* [QUOTED PASSAGE]:
Roughly 64 percent of the RDSA materials in the results have only been cited once, and a full three-quarters have been cited three times or less. However, seven RDSA docs have gotten *a ton of use* in Scopus -- including three Rice Institute pamphlets, two faculty articles, and a thesis.
<br />

| Scopus Reference ID | Handle | Cited Count |
|--|--|--|
|8645875|https://scholarship.rice.edu/handle/1911/62733|51|
|33745146554|https://scholarship.rice.edu/handle/1911/19969|56|
|34548277499|https://scholarship.rice.edu/handle/1911/21679|96|
|3509551|https://scholarship.rice.edu/handle/1911/9176/|155|
|79951656251|http://scholarship.rice.edu/handle/1911/62229|163|
|8744485|http://scholarship.rice.edu/handle/1911/63159|194|
|3146836|http://scholarship.rice.edu/handle/1911/62865|230|

Additionally, Scopus metadata has already indexed the subject matter of the articles referencing the RDSA objects:

In [None]:
for scopus_id in scopus_ids:
    r = requests.get('https://api.elsevier.com/content/abstract/scopus_id/' + str(scopus_id) + '?apiKey=XXXXXXXXXXXXX')

* [THE RECORDS]:
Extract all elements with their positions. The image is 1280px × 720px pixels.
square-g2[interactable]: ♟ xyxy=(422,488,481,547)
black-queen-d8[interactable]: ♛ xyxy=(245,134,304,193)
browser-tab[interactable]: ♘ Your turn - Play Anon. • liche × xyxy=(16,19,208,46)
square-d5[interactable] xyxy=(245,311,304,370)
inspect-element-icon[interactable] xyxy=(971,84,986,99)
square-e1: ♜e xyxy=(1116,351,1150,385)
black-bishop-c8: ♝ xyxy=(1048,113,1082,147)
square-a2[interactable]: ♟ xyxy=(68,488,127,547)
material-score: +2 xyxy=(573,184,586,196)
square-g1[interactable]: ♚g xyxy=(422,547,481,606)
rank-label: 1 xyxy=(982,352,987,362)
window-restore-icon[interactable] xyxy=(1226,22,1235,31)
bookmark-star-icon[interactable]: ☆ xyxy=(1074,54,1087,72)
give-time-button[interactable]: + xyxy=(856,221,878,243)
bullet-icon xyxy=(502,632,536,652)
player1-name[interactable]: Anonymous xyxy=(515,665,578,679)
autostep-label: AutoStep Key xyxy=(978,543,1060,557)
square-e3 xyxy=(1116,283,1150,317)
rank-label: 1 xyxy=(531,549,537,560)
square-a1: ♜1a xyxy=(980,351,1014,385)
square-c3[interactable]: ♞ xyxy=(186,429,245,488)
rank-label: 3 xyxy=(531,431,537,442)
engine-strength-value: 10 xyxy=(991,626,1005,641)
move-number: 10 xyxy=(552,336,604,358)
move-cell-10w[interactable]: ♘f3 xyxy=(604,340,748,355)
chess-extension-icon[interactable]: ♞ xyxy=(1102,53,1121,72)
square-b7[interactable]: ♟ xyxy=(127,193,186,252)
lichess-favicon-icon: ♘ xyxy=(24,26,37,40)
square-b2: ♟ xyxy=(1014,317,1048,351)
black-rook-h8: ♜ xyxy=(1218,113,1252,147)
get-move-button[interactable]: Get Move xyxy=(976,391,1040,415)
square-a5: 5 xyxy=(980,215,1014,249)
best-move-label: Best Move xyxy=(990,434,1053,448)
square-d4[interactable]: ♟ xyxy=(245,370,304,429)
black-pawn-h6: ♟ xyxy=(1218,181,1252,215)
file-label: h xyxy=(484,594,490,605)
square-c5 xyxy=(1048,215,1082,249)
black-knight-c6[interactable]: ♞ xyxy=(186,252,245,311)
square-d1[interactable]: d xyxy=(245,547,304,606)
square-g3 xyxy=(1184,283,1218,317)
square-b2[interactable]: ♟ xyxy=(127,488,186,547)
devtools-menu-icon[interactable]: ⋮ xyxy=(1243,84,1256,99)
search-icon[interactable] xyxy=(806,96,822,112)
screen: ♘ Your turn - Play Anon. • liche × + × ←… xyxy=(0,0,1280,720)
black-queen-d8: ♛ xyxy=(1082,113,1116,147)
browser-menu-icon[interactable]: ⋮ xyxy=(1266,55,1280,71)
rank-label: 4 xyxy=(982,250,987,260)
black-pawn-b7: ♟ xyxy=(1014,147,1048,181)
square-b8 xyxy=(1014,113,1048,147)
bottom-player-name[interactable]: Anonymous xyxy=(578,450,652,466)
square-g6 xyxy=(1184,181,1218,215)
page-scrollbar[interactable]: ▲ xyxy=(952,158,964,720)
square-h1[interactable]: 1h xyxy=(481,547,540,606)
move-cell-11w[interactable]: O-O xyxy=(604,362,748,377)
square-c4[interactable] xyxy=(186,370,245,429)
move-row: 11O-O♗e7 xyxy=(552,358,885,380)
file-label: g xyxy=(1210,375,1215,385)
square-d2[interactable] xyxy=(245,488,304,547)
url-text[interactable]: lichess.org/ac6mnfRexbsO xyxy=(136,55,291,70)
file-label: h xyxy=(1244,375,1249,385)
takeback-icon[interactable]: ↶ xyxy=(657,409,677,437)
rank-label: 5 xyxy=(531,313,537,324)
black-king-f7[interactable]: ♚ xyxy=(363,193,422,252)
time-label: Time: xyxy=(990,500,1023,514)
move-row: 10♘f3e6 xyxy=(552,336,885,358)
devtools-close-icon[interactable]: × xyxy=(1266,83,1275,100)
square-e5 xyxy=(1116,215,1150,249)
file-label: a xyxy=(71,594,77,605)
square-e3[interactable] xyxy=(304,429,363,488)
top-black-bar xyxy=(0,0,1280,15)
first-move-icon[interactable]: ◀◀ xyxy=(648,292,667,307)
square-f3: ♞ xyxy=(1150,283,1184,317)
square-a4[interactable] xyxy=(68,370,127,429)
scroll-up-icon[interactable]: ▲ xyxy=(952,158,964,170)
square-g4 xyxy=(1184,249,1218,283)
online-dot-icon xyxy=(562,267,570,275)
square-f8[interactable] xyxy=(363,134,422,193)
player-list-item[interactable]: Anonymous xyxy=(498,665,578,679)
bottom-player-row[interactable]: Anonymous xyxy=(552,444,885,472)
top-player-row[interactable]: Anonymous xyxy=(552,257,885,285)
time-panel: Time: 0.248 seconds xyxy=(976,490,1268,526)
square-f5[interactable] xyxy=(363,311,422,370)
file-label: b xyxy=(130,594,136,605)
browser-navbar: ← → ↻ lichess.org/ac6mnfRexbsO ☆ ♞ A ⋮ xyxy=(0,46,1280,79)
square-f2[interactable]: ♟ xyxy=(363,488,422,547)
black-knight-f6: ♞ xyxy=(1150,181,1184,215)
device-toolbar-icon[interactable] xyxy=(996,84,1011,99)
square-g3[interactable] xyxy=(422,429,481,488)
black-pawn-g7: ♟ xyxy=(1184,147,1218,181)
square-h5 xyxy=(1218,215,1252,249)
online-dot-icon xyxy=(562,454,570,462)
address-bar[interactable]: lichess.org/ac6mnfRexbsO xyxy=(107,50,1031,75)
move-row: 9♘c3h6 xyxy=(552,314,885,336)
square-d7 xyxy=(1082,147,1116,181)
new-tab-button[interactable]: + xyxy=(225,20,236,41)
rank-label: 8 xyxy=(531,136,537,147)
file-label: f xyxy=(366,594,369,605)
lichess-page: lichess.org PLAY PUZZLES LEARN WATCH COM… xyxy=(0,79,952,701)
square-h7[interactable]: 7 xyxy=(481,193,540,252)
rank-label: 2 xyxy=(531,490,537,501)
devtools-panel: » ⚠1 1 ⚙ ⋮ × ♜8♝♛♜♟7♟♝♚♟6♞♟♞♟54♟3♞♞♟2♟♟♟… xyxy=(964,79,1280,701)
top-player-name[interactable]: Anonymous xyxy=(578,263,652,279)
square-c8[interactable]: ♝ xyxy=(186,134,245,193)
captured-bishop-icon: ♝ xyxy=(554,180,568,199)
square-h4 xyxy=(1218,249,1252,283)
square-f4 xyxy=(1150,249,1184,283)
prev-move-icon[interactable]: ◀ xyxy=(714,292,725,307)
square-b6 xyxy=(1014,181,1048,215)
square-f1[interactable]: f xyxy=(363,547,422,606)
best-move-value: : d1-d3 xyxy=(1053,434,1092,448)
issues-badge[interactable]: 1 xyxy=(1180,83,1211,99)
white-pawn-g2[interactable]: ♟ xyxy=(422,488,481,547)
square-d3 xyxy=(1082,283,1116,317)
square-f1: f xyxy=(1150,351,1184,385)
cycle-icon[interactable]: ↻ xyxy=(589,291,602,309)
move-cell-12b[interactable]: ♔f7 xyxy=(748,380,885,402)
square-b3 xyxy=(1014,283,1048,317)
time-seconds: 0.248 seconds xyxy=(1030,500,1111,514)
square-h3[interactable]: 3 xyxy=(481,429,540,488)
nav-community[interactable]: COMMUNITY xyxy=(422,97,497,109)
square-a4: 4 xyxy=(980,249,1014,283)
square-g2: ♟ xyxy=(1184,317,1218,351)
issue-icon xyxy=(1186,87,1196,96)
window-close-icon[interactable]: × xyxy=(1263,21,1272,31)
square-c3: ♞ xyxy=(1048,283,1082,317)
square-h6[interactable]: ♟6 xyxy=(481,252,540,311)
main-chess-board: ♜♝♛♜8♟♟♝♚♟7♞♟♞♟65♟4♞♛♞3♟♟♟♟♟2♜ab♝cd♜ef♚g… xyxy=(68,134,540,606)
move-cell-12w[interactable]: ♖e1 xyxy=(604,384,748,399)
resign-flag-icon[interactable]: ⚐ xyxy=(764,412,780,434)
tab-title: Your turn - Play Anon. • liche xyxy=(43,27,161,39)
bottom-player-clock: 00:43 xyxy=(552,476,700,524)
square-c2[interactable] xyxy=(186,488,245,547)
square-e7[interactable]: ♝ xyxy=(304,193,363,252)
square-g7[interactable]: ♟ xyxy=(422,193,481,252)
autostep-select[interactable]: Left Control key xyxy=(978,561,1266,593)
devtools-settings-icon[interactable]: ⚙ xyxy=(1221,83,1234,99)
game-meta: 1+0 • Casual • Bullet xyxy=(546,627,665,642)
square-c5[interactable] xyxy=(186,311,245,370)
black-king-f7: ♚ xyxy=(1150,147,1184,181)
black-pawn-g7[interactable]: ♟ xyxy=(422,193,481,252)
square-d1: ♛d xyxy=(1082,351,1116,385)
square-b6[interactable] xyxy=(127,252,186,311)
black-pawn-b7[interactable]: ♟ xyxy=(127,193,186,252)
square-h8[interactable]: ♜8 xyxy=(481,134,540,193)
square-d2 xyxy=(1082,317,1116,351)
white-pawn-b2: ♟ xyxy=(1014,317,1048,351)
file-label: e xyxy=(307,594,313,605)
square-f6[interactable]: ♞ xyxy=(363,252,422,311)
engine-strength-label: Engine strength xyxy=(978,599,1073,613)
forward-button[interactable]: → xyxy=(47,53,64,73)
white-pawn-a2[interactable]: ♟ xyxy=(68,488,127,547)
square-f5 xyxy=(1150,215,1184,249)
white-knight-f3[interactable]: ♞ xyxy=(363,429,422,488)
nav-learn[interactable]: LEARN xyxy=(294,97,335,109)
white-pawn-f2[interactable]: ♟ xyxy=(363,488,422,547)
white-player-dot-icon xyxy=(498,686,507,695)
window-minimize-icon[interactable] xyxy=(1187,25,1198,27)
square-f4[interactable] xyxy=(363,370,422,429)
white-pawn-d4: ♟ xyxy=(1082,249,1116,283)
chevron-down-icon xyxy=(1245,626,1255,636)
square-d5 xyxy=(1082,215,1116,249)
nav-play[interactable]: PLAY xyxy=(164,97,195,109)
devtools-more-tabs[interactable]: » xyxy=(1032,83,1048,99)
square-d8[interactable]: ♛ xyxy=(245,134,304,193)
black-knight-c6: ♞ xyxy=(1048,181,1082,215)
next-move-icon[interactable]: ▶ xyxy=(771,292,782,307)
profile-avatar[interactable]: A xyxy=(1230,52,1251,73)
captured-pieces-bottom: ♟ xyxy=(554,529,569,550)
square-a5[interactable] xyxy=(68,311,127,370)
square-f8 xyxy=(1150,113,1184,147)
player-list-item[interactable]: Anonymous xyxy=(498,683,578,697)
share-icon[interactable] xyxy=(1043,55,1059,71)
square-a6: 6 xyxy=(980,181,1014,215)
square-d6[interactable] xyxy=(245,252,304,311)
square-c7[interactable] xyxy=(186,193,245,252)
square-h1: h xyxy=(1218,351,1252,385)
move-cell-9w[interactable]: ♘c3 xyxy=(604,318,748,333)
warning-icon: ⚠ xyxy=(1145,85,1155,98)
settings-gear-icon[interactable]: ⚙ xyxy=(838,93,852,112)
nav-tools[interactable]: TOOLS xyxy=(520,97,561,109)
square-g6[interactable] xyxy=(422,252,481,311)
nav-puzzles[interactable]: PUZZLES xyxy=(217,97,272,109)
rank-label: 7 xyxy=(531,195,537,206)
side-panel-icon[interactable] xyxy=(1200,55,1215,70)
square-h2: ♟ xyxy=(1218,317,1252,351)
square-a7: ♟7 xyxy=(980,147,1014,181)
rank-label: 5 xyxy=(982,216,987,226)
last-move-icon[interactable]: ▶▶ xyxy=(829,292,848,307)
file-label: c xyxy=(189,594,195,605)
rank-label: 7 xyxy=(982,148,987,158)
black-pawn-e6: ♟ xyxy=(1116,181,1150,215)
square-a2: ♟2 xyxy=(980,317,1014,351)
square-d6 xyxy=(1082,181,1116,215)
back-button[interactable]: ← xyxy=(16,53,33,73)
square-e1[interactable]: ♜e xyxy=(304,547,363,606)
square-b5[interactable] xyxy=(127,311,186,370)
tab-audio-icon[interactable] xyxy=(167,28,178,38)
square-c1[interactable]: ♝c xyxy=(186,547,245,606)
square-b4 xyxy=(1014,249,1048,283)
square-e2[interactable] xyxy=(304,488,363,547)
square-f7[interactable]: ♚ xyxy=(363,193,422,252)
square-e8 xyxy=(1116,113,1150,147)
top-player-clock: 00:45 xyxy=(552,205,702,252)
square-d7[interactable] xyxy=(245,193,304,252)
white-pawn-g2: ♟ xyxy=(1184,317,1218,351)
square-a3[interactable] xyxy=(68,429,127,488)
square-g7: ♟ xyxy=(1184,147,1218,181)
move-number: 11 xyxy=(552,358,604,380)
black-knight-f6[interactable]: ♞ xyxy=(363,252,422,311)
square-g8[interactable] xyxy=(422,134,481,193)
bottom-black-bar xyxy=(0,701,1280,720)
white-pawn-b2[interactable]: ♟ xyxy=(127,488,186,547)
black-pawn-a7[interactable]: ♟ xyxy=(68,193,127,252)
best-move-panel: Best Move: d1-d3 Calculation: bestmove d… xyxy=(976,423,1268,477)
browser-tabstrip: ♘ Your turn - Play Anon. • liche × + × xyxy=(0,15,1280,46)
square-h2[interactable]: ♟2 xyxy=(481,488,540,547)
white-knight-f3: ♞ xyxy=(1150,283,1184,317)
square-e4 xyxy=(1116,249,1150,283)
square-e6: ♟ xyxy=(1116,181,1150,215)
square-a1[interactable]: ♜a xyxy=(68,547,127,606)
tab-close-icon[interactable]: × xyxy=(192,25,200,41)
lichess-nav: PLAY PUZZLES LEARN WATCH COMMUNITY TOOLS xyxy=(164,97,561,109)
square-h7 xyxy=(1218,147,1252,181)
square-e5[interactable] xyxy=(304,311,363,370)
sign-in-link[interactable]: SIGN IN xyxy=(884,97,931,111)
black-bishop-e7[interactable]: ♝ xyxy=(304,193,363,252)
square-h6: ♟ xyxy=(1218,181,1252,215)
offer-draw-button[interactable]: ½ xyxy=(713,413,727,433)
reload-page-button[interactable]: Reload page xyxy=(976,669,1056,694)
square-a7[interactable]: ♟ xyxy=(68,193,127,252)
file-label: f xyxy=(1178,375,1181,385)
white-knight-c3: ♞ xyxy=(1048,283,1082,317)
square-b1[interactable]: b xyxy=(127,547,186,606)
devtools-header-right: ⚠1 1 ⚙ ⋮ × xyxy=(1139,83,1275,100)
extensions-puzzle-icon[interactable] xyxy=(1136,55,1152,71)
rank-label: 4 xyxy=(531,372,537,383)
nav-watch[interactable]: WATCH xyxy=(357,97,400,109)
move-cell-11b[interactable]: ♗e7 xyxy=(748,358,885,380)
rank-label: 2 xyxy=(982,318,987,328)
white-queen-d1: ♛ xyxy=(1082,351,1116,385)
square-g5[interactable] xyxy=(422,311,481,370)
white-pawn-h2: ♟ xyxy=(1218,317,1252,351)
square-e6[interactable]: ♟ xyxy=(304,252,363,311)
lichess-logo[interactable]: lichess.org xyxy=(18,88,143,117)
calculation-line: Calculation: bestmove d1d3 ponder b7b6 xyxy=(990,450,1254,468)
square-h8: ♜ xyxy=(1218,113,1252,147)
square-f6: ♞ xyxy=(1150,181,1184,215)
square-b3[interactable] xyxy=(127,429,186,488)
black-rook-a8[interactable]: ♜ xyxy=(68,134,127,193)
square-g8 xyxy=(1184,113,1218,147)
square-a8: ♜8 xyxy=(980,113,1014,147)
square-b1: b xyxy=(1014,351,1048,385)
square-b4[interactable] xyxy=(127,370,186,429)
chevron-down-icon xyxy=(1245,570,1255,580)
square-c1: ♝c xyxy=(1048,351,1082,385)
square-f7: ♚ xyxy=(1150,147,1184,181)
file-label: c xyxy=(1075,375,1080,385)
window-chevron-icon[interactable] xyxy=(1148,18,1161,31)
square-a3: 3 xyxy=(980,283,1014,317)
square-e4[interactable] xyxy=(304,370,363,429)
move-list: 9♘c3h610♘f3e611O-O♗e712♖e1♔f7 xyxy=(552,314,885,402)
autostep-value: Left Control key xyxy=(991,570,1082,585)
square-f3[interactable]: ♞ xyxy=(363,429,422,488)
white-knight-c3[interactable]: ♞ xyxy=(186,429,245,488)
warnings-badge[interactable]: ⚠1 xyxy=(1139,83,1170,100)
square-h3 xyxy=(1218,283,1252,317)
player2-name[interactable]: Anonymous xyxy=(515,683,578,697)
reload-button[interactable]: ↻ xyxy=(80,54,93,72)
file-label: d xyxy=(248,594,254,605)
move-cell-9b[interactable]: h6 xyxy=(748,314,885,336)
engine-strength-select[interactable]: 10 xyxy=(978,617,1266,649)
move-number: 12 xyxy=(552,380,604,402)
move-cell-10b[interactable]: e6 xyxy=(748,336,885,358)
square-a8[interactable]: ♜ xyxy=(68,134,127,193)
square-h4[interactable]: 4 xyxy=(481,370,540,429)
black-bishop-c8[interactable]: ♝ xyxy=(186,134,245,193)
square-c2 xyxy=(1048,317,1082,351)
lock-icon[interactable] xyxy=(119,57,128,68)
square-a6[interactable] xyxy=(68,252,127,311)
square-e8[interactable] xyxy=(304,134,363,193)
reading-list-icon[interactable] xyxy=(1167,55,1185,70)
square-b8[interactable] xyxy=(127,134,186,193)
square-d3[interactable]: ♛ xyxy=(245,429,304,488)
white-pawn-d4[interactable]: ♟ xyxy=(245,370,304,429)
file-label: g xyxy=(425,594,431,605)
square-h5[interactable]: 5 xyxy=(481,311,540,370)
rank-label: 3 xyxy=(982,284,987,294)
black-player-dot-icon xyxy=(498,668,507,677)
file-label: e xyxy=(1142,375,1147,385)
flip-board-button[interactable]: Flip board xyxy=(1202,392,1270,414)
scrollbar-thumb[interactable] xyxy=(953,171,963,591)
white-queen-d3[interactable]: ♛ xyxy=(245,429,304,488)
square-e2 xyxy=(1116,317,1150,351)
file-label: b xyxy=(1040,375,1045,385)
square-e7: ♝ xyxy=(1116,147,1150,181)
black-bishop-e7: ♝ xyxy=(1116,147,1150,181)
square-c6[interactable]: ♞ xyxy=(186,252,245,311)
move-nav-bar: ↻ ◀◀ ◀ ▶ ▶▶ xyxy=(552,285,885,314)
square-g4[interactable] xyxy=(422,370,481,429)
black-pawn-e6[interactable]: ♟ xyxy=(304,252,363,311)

* [COMPLETE THE FOLLOWING]:
1) Copy the passage on Scopus citations word for word, between "Roughly 64 percent" and "and a thesis.", inclusive.
2) Quote the records from their first line through the line holding "black-bishop-c8: ♝ xyxy=(1048,113,1082,147)", both lines included.

* [SOLVED TASKS]:
1)
Roughly 64 percent of the RDSA materials in the results have only been cited once, and a full three-quarters have been cited three times or less. However, seven RDSA docs have gotten *a ton of use* in Scopus -- including three Rice Institute pamphlets, two faculty articles, and a thesis.

2)
Extract all elements with their positions. The image is 1280px × 720px pixels.
square-g2[interactable]: ♟ xyxy=(422,488,481,547)
black-queen-d8[interactable]: ♛ xyxy=(245,134,304,193)
browser-tab[interactable]: ♘ Your turn - Play Anon. • liche × xyxy=(16,19,208,46)
square-d5[interactable] xyxy=(245,311,304,370)
inspect-element-icon[interactable] xyxy=(971,84,986,99)
square-e1: ♜e xyxy=(1116,351,1150,385)
black-bishop-c8: ♝ xyxy=(1048,113,1082,147)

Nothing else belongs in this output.